> [OBJECTIVE]
Take every line from the listing below that includes "number" and copy it.

> [DATA LISTING]
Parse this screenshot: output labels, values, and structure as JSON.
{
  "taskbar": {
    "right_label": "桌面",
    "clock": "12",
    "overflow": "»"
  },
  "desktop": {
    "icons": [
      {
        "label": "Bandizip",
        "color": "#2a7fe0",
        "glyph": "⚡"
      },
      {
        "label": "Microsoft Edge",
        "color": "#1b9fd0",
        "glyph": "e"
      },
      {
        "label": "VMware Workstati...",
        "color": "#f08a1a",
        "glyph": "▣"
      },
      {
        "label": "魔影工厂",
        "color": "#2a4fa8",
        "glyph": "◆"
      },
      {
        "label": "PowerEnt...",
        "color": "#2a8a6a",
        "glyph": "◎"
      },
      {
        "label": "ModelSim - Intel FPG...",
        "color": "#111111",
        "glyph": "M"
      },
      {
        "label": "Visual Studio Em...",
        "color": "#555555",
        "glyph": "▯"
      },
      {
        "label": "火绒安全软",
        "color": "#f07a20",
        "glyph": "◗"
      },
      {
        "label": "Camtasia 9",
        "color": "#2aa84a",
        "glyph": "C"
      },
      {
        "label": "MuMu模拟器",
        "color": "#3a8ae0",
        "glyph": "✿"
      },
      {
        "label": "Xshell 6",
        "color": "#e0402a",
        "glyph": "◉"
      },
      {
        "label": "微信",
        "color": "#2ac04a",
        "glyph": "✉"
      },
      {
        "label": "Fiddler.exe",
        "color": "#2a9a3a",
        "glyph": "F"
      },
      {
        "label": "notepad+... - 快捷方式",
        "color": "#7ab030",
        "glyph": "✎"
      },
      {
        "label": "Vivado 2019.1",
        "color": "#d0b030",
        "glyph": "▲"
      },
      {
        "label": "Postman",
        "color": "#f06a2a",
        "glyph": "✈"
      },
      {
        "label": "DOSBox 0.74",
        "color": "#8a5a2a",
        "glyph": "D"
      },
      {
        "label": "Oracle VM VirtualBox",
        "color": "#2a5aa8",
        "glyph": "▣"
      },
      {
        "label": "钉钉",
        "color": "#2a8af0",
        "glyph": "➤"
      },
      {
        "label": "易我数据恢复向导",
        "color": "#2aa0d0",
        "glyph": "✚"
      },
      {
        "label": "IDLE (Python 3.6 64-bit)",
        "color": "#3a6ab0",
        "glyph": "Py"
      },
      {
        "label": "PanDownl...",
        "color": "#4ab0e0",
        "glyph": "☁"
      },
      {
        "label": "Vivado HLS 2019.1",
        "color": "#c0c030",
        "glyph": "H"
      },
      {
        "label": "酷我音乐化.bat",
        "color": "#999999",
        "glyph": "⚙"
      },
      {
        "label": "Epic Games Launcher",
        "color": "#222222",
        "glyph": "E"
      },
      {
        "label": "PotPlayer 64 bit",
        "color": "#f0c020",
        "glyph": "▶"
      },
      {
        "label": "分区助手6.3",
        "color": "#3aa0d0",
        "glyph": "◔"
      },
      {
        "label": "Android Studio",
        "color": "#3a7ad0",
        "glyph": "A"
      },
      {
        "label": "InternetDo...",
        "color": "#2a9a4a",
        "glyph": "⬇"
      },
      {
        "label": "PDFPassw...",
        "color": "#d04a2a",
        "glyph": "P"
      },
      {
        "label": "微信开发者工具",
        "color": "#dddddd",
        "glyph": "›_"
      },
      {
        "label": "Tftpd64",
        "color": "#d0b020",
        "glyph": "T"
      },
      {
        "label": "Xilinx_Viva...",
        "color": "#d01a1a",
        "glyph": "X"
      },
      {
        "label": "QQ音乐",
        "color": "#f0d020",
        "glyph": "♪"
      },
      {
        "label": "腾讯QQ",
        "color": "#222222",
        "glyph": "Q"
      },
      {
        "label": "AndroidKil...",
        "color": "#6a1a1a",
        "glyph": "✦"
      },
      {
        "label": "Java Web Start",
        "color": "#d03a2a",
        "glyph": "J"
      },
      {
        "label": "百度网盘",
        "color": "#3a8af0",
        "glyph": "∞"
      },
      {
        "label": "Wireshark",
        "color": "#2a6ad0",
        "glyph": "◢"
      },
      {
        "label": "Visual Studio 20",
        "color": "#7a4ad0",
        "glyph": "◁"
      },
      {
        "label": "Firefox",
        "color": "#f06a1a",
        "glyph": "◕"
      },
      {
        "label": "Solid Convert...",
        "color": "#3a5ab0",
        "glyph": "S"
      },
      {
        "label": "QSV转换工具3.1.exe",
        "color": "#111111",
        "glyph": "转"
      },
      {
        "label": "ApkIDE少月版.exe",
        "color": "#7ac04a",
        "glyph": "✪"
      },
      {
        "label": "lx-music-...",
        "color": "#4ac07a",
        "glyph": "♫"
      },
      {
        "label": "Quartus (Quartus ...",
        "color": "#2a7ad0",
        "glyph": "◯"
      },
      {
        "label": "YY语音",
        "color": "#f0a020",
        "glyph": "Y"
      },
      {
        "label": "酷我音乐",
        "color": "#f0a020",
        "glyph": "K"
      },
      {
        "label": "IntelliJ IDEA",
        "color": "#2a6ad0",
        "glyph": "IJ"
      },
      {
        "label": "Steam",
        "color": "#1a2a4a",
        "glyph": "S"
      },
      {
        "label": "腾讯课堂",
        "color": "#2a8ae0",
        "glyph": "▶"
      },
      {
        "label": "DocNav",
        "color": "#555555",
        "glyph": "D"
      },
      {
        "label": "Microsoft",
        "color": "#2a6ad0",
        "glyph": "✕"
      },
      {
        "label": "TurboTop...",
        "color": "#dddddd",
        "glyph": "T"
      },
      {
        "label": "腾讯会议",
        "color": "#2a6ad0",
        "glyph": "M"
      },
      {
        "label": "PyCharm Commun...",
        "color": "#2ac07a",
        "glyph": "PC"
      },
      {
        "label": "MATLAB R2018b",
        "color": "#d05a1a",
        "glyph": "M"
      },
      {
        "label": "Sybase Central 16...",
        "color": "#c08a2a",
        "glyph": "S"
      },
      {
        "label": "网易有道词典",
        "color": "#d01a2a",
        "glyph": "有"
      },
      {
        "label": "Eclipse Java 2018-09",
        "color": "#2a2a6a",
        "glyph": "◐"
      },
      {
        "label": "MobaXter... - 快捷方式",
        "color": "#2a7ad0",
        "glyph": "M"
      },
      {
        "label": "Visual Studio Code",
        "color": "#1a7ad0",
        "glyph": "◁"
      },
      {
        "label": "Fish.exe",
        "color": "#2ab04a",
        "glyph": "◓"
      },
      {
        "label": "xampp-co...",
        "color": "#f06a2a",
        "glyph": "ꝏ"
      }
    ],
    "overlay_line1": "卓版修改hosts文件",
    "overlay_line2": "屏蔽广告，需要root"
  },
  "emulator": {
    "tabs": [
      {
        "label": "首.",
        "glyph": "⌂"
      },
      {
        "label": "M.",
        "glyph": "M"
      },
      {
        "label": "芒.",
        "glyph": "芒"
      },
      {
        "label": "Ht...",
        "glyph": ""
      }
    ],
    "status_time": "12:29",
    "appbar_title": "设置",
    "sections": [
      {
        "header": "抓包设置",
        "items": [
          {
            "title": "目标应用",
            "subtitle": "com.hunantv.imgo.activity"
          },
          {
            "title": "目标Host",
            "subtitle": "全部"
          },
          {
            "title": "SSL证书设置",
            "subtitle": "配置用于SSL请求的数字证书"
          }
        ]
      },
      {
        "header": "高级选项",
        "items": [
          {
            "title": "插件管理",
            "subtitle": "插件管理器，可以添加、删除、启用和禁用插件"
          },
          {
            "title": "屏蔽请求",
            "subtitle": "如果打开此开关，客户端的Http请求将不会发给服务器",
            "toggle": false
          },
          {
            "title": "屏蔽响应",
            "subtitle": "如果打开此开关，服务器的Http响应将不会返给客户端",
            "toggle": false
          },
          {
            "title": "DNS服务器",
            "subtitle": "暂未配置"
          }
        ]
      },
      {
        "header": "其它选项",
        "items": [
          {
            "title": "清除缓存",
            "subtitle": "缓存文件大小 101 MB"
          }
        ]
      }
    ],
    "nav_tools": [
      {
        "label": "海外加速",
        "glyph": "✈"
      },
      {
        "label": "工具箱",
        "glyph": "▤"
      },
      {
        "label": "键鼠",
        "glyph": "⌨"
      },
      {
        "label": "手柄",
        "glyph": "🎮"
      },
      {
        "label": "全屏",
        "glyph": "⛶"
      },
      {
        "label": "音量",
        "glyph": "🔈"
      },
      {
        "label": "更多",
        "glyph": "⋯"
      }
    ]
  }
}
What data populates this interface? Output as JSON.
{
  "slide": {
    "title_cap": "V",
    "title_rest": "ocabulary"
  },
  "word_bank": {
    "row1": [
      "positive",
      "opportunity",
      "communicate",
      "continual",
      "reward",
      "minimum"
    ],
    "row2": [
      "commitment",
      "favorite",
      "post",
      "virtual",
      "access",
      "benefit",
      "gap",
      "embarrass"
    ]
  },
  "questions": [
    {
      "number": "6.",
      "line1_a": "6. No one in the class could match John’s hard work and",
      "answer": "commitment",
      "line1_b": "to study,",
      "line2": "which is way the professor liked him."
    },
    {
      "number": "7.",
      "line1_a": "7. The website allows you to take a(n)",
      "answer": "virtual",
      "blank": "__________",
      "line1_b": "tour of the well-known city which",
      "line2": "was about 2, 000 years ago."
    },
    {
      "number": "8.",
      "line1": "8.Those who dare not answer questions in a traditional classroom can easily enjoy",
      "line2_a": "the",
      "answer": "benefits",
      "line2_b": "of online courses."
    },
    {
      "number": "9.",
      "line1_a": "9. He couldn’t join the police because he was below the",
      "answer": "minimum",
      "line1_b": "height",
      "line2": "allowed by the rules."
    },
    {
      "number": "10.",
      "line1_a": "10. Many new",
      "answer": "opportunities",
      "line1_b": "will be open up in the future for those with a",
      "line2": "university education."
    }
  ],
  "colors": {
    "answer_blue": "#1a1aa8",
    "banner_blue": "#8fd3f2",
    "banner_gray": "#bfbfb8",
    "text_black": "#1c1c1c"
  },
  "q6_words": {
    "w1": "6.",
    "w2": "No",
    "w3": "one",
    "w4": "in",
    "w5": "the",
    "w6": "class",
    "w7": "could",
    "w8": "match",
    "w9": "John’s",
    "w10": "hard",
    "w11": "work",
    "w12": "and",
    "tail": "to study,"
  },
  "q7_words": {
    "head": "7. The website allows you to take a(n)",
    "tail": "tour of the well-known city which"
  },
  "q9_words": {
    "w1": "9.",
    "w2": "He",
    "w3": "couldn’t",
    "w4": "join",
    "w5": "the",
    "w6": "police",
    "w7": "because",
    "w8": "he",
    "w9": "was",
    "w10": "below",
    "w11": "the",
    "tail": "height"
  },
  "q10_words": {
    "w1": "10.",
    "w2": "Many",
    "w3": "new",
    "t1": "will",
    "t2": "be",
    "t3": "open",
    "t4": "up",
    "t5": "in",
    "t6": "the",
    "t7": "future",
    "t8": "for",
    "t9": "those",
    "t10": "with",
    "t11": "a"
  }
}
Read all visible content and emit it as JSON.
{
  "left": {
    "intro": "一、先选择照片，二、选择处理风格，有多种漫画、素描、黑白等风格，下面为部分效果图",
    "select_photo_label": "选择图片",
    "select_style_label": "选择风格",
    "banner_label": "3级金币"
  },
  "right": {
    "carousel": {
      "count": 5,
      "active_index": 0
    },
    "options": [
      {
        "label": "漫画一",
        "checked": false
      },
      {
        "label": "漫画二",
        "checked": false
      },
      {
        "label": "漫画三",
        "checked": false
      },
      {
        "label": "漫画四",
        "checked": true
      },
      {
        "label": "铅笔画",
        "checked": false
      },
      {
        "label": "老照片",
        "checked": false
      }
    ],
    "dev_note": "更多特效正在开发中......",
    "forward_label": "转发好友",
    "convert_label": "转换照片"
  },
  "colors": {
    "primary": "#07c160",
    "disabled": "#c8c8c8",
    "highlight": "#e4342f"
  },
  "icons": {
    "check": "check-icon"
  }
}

> [THE ANSWER]
      "number": "6.",
      "number": "7.",
      "number": "8.",
      "number": "9.",
      "number": "10.",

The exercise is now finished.